Raw records

>>>

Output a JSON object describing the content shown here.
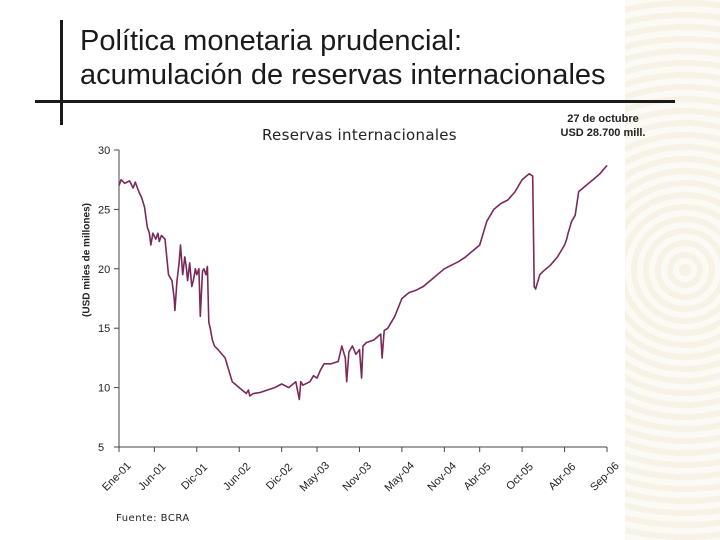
{
  "slide": {
    "title_line1": "Política monetaria prudencial:",
    "title_line2": "acumulación de reservas internacionales",
    "source": "Fuente: BCRA"
  },
  "chart_data": {
    "type": "line",
    "title": "Reservas internacionales",
    "ylabel": "(USD miles de millones)",
    "xlabel": "",
    "ylim": [
      5,
      30
    ],
    "xlim": [
      0,
      69
    ],
    "yticks": [
      5,
      10,
      15,
      20,
      25,
      30
    ],
    "ytick_labels": [
      "5",
      "10",
      "15",
      "20",
      "25",
      "30"
    ],
    "xtick_positions": [
      0,
      5,
      11,
      17,
      23,
      28,
      34,
      40,
      46,
      51,
      57,
      63,
      69
    ],
    "xtick_labels": [
      "Ene-01",
      "Jun-01",
      "Dic-01",
      "Jun-02",
      "Dic-02",
      "May-03",
      "Nov-03",
      "May-04",
      "Nov-04",
      "Abr-05",
      "Oct-05",
      "Abr-06",
      "Sep-06"
    ],
    "annotation": {
      "line1": "27 de octubre",
      "line2": "USD 28.700 mill.",
      "x": 69,
      "y": 28.7
    },
    "series": [
      {
        "color": "#7a2a5a",
        "x": [
          0,
          0.3,
          0.8,
          1.5,
          2.0,
          2.3,
          2.8,
          3.2,
          3.6,
          4.0,
          4.3,
          4.5,
          4.8,
          5.2,
          5.5,
          5.7,
          6.0,
          6.5,
          7.0,
          7.5,
          7.8,
          7.9,
          8.2,
          8.5,
          8.7,
          9.0,
          9.3,
          9.5,
          9.7,
          10.0,
          10.3,
          10.5,
          10.8,
          11.0,
          11.3,
          11.5,
          11.8,
          12.0,
          12.3,
          12.5,
          12.7,
          12.9,
          13.2,
          13.5,
          14.0,
          15.0,
          16.0,
          17.0,
          18.0,
          18.3,
          18.5,
          19.0,
          20.0,
          21.0,
          22.0,
          23.0,
          24.0,
          25.0,
          25.5,
          25.7,
          26.0,
          27.0,
          27.5,
          28.0,
          28.5,
          29.0,
          30.0,
          31.0,
          31.5,
          32.0,
          32.2,
          32.5,
          33.0,
          33.5,
          34.0,
          34.3,
          34.5,
          35.0,
          36.0,
          37.0,
          37.2,
          37.5,
          38.0,
          39.0,
          40.0,
          41.0,
          42.0,
          43.0,
          44.0,
          45.0,
          46.0,
          47.0,
          48.0,
          49.0,
          50.0,
          51.0,
          52.0,
          53.0,
          54.0,
          55.0,
          56.0,
          56.5,
          57.0,
          58.0,
          58.5,
          58.7,
          58.9,
          59.5,
          60.0,
          61.0,
          62.0,
          63.0,
          63.3,
          63.5,
          64.0,
          64.5,
          65.0,
          66.0,
          67.0,
          68.0,
          69.0
        ],
        "y": [
          27.0,
          27.5,
          27.2,
          27.4,
          26.8,
          27.3,
          26.5,
          26.0,
          25.2,
          23.5,
          23.0,
          22.0,
          23.0,
          22.5,
          23.0,
          22.3,
          22.8,
          22.5,
          19.5,
          19.0,
          17.5,
          16.5,
          19.0,
          20.5,
          22.0,
          19.5,
          21.0,
          20.2,
          19.0,
          20.5,
          18.5,
          19.0,
          20.0,
          19.5,
          20.0,
          16.0,
          19.8,
          20.0,
          19.5,
          20.2,
          15.5,
          15.0,
          14.0,
          13.5,
          13.2,
          12.5,
          10.5,
          10.0,
          9.5,
          9.8,
          9.3,
          9.5,
          9.6,
          9.8,
          10.0,
          10.3,
          10.0,
          10.5,
          9.0,
          10.5,
          10.2,
          10.5,
          11.0,
          10.8,
          11.5,
          12.0,
          12.0,
          12.2,
          13.5,
          12.5,
          10.5,
          13.0,
          13.5,
          12.8,
          13.2,
          10.8,
          13.5,
          13.8,
          14.0,
          14.5,
          12.5,
          14.8,
          15.0,
          16.0,
          17.5,
          18.0,
          18.2,
          18.5,
          19.0,
          19.5,
          20.0,
          20.3,
          20.6,
          21.0,
          21.5,
          22.0,
          24.0,
          25.0,
          25.5,
          25.8,
          26.5,
          27.0,
          27.5,
          28.0,
          27.8,
          18.5,
          18.3,
          19.5,
          19.8,
          20.3,
          21.0,
          22.0,
          22.5,
          23.0,
          24.0,
          24.5,
          26.5,
          27.0,
          27.5,
          28.0,
          28.7
        ]
      }
    ]
  }
}
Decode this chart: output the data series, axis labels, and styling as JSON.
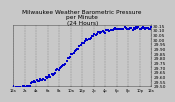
{
  "title": "Milwaukee Weather Barometric Pressure\nper Minute\n(24 Hours)",
  "title_fontsize": 4.2,
  "background_color": "#c8c8c8",
  "plot_bg_color": "#c8c8c8",
  "dot_color": "#0000cc",
  "dot_size": 2.5,
  "ylim": [
    29.5,
    30.15
  ],
  "xlim": [
    0,
    1440
  ],
  "ytick_fontsize": 3.2,
  "xtick_fontsize": 2.6,
  "grid_color": "#888888",
  "num_points": 120
}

<<<

**EXERCISE REQUIREMENTS:**
Leave out the pictures and transcribe everything else exactly.

**EXERCISE RESPONSE:**
Output a JSON object describing the content shown here.
{
  "slide": {
    "title_line1": "Política monetaria prudencial:",
    "title_line2": "acumulación de reservas internacionales",
    "source": "Fuente: BCRA"
  },
  "chart_data": {
    "type": "line",
    "title": "Reservas internacionales",
    "ylabel": "(USD miles de millones)",
    "xlabel": "",
    "ylim": [
      5,
      30
    ],
    "xlim": [
      0,
      69
    ],
    "yticks": [
      5,
      10,
      15,
      20,
      25,
      30
    ],
    "ytick_labels": [
      "5",
      "10",
      "15",
      "20",
      "25",
      "30"
    ],
    "xtick_positions": [
      0,
      5,
      11,
      17,
      23,
      28,
      34,
      40,
      46,
      51,
      57,
      63,
      69
    ],
    "xtick_labels": [
      "Ene-01",
      "Jun-01",
      "Dic-01",
      "Jun-02",
      "Dic-02",
      "May-03",
      "Nov-03",
      "May-04",
      "Nov-04",
      "Abr-05",
      "Oct-05",
      "Abr-06",
      "Sep-06"
    ],
    "annotation": {
      "line1": "27 de octubre",
      "line2": "USD 28.700 mill.",
      "x": 69,
      "y": 28.7
    },
    "series": [
      {
        "color": "#7a2a5a",
        "x": [
          0,
          0.3,
          0.8,
          1.5,
          2.0,
          2.3,
          2.8,
          3.2,
          3.6,
          4.0,
          4.3,
          4.5,
          4.8,
          5.2,
          5.5,
          5.7,
          6.0,
          6.5,
          7.0,
          7.5,
          7.8,
          7.9,
          8.2,
          8.5,
          8.7,
          9.0,
          9.3,
          9.5,
          9.7,
          10.0,
          10.3,
          10.5,
          10.8,
          11.0,
          11.3,
          11.5,
          11.8,
          12.0,
          12.3,
          12.5,
          12.7,
          12.9,
          13.2,
          13.5,
          14.0,
          15.0,
          16.0,
          17.0,
          18.0,
          18.3,
          18.5,
          19.0,
          20.0,
          21.0,
          22.0,
          23.0,
          24.0,
          25.0,
          25.5,
          25.7,
          26.0,
          27.0,
          27.5,
          28.0,
          28.5,
          29.0,
          30.0,
          31.0,
          31.5,
          32.0,
          32.2,
          32.5,
          33.0,
          33.5,
          34.0,
          34.3,
          34.5,
          35.0,
          36.0,
          37.0,
          37.2,
          37.5,
          38.0,
          39.0,
          40.0,
          41.0,
          42.0,
          43.0,
          44.0,
          45.0,
          46.0,
          47.0,
          48.0,
          49.0,
          50.0,
          51.0,
          52.0,
          53.0,
          54.0,
          55.0,
          56.0,
          56.5,
          57.0,
          58.0,
          58.5,
          58.7,
          58.9,
          59.5,
          60.0,
          61.0,
          62.0,
          63.0,
          63.3,
          63.5,
          64.0,
          64.5,
          65.0,
          66.0,
          67.0,
          68.0,
          69.0
        ],
        "y": [
          27.0,
          27.5,
          27.2,
          27.4,
          26.8,
          27.3,
          26.5,
          26.0,
          25.2,
          23.5,
          23.0,
          22.0,
          23.0,
          22.5,
          23.0,
          22.3,
          22.8,
          22.5,
          19.5,
          19.0,
          17.5,
          16.5,
          19.0,
          20.5,
          22.0,
          19.5,
          21.0,
          20.2,
          19.0,
          20.5,
          18.5,
          19.0,
          20.0,
          19.5,
          20.0,
          16.0,
          19.8,
          20.0,
          19.5,
          20.2,
          15.5,
          15.0,
          14.0,
          13.5,
          13.2,
          12.5,
          10.5,
          10.0,
          9.5,
          9.8,
          9.3,
          9.5,
          9.6,
          9.8,
          10.0,
          10.3,
          10.0,
          10.5,
          9.0,
          10.5,
          10.2,
          10.5,
          11.0,
          10.8,
          11.5,
          12.0,
          12.0,
          12.2,
          13.5,
          12.5,
          10.5,
          13.0,
          13.5,
          12.8,
          13.2,
          10.8,
          13.5,
          13.8,
          14.0,
          14.5,
          12.5,
          14.8,
          15.0,
          16.0,
          17.5,
          18.0,
          18.2,
          18.5,
          19.0,
          19.5,
          20.0,
          20.3,
          20.6,
          21.0,
          21.5,
          22.0,
          24.0,
          25.0,
          25.5,
          25.8,
          26.5,
          27.0,
          27.5,
          28.0,
          27.8,
          18.5,
          18.3,
          19.5,
          19.8,
          20.3,
          21.0,
          22.0,
          22.5,
          23.0,
          24.0,
          24.5,
          26.5,
          27.0,
          27.5,
          28.0,
          28.7
        ]
      }
    ]
  }
}
Decode this chart: output the data series, axis labels, and styling as JSON.
{
  "title": "Milwaukee Weather Barometric Pressure\nper Minute\n(24 Hours)",
  "title_fontsize": 4.2,
  "background_color": "#c8c8c8",
  "plot_bg_color": "#c8c8c8",
  "dot_color": "#0000cc",
  "dot_size": 2.5,
  "ylim": [
    29.5,
    30.15
  ],
  "xlim": [
    0,
    1440
  ],
  "ytick_fontsize": 3.2,
  "xtick_fontsize": 2.6,
  "grid_color": "#888888",
  "num_points": 120
}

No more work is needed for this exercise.